Your objective -
Reproduce each record exactly.

Supplied material -
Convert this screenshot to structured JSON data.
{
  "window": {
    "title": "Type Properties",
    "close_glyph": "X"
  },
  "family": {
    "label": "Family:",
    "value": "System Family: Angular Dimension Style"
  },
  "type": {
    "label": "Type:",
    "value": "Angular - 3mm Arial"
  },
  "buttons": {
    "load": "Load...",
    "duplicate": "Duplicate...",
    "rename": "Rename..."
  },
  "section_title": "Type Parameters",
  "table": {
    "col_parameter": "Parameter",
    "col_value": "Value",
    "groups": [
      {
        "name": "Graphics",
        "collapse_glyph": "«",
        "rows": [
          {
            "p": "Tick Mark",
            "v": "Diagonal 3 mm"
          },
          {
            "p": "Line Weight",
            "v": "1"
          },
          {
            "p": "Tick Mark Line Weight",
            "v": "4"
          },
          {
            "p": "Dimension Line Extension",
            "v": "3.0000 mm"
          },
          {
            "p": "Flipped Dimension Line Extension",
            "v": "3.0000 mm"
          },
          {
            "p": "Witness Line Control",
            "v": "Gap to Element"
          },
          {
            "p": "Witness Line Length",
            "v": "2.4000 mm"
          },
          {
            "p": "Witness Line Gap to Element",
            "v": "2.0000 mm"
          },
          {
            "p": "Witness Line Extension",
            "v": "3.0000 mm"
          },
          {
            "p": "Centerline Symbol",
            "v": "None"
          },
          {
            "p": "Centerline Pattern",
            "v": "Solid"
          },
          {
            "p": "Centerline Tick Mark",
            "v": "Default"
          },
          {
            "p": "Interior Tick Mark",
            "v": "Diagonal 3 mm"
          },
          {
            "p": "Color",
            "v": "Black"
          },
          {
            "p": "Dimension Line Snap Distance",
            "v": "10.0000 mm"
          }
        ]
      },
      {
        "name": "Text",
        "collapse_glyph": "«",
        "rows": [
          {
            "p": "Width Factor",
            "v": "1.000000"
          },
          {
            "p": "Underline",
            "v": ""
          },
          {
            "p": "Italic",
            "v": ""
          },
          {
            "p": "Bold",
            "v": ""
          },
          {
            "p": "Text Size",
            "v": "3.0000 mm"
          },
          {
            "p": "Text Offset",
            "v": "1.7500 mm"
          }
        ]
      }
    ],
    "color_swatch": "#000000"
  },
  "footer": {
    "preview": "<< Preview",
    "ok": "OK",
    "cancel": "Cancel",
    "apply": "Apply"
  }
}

Completed exercise -
Convert this screenshot to structured JSON data.
{
  "window": {
    "title": "Type Properties",
    "close_glyph": "X"
  },
  "family": {
    "label": "Family:",
    "value": "System Family: Angular Dimension Style"
  },
  "type": {
    "label": "Type:",
    "value": "Angular - 3mm Arial"
  },
  "buttons": {
    "load": "Load...",
    "duplicate": "Duplicate...",
    "rename": "Rename..."
  },
  "section_title": "Type Parameters",
  "table": {
    "col_parameter": "Parameter",
    "col_value": "Value",
    "groups": [
      {
        "name": "Graphics",
        "collapse_glyph": "«",
        "rows": [
          {
            "p": "Tick Mark",
            "v": "Diagonal 3 mm"
          },
          {
            "p": "Line Weight",
            "v": "1"
          },
          {
            "p": "Tick Mark Line Weight",
            "v": "4"
          },
          {
            "p": "Dimension Line Extension",
            "v": "3.0000 mm"
          },
          {
            "p": "Flipped Dimension Line Extension",
            "v": "3.0000 mm"
          },
          {
            "p": "Witness Line Control",
            "v": "Gap to Element"
          },
          {
            "p": "Witness Line Length",
            "v": "2.4000 mm"
          },
          {
            "p": "Witness Line Gap to Element",
            "v": "2.0000 mm"
          },
          {
            "p": "Witness Line Extension",
            "v": "3.0000 mm"
          },
          {
            "p": "Centerline Symbol",
            "v": "None"
          },
          {
            "p": "Centerline Pattern",
            "v": "Solid"
          },
          {
            "p": "Centerline Tick Mark",
            "v": "Default"
          },
          {
            "p": "Interior Tick Mark",
            "v": "Diagonal 3 mm"
          },
          {
            "p": "Color",
            "v": "Black"
          },
          {
            "p": "Dimension Line Snap Distance",
            "v": "10.0000 mm"
          }
        ]
      },
      {
        "name": "Text",
        "collapse_glyph": "«",
        "rows": [
          {
            "p": "Width Factor",
            "v": "1.000000"
          },
          {
            "p": "Underline",
            "v": ""
          },
          {
            "p": "Italic",
            "v": ""
          },
          {
            "p": "Bold",
            "v": ""
          },
          {
            "p": "Text Size",
            "v": "3.0000 mm"
          },
          {
            "p": "Text Offset",
            "v": "1.7500 mm"
          }
        ]
      }
    ],
    "color_swatch": "#000000"
  },
  "footer": {
    "preview": "<< Preview",
    "ok": "OK",
    "cancel": "Cancel",
    "apply": "Apply"
  }
}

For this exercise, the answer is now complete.